═════ INPUT RECORDS ═════

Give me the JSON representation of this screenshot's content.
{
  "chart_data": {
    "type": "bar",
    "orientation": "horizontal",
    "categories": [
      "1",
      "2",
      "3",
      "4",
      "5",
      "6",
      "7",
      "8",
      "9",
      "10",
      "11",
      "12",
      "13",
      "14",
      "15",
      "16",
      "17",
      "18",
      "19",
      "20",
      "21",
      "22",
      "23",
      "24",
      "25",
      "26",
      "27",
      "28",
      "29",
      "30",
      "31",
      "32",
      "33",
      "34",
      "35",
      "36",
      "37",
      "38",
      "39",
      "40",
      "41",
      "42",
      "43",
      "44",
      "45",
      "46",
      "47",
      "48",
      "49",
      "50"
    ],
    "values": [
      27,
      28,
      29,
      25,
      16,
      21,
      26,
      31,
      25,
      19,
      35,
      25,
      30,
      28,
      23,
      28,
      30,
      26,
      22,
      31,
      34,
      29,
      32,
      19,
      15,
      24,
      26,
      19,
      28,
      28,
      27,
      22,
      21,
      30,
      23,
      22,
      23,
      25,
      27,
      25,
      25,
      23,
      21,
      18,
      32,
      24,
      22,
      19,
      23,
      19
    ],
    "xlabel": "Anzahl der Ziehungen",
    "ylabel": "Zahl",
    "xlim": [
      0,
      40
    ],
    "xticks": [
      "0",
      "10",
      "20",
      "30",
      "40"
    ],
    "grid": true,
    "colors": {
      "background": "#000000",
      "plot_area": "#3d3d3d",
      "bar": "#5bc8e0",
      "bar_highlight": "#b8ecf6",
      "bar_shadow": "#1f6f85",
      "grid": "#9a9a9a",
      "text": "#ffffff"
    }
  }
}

═════

PROBLEM REQUIREMENTS | Please copy out each record, character for character.

ANSWER TO THIS EXERCISE |
Give me the JSON representation of this screenshot's content.
{
  "chart_data": {
    "type": "bar",
    "orientation": "horizontal",
    "categories": [
      "1",
      "2",
      "3",
      "4",
      "5",
      "6",
      "7",
      "8",
      "9",
      "10",
      "11",
      "12",
      "13",
      "14",
      "15",
      "16",
      "17",
      "18",
      "19",
      "20",
      "21",
      "22",
      "23",
      "24",
      "25",
      "26",
      "27",
      "28",
      "29",
      "30",
      "31",
      "32",
      "33",
      "34",
      "35",
      "36",
      "37",
      "38",
      "39",
      "40",
      "41",
      "42",
      "43",
      "44",
      "45",
      "46",
      "47",
      "48",
      "49",
      "50"
    ],
    "values": [
      27,
      28,
      29,
      25,
      16,
      21,
      26,
      31,
      25,
      19,
      35,
      25,
      30,
      28,
      23,
      28,
      30,
      26,
      22,
      31,
      34,
      29,
      32,
      19,
      15,
      24,
      26,
      19,
      28,
      28,
      27,
      22,
      21,
      30,
      23,
      22,
      23,
      25,
      27,
      25,
      25,
      23,
      21,
      18,
      32,
      24,
      22,
      19,
      23,
      19
    ],
    "xlabel": "Anzahl der Ziehungen",
    "ylabel": "Zahl",
    "xlim": [
      0,
      40
    ],
    "xticks": [
      "0",
      "10",
      "20",
      "30",
      "40"
    ],
    "grid": true,
    "colors": {
      "background": "#000000",
      "plot_area": "#3d3d3d",
      "bar": "#5bc8e0",
      "bar_highlight": "#b8ecf6",
      "bar_shadow": "#1f6f85",
      "grid": "#9a9a9a",
      "text": "#ffffff"
    }
  }
}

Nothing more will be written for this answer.